### Material provided
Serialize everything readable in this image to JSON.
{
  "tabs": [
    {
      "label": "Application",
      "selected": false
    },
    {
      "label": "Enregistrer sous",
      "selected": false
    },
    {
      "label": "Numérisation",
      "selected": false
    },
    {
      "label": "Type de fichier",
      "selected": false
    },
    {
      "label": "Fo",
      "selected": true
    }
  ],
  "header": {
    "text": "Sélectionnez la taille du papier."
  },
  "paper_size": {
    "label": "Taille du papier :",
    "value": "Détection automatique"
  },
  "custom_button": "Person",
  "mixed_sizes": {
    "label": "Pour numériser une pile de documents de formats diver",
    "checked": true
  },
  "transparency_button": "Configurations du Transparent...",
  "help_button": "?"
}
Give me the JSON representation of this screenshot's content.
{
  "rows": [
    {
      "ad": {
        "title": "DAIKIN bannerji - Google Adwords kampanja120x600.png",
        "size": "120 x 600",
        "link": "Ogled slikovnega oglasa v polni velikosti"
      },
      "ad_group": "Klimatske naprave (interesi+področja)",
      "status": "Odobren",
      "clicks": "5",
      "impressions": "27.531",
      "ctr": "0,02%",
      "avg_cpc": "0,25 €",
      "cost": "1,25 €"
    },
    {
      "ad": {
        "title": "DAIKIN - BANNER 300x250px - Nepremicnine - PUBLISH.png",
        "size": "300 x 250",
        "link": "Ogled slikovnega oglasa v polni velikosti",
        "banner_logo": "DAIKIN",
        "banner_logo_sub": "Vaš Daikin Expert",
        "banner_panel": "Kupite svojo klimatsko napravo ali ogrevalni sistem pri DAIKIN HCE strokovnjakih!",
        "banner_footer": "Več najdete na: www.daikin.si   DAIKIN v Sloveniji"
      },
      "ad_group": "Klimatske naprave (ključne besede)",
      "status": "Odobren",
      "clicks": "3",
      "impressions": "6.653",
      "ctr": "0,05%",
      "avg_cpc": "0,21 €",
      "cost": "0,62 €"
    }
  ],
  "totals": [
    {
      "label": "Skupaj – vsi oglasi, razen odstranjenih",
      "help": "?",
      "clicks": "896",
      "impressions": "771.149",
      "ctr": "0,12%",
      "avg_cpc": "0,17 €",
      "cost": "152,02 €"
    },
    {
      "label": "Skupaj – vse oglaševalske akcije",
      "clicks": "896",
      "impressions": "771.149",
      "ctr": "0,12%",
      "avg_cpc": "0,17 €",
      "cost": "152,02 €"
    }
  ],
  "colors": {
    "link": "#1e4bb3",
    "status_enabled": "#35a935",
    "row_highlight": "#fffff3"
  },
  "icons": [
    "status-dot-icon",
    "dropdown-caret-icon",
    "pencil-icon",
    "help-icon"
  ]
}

### Stated goal
Say how many lines contain the string "clicks", giving nothing but the count.

### Task answer
4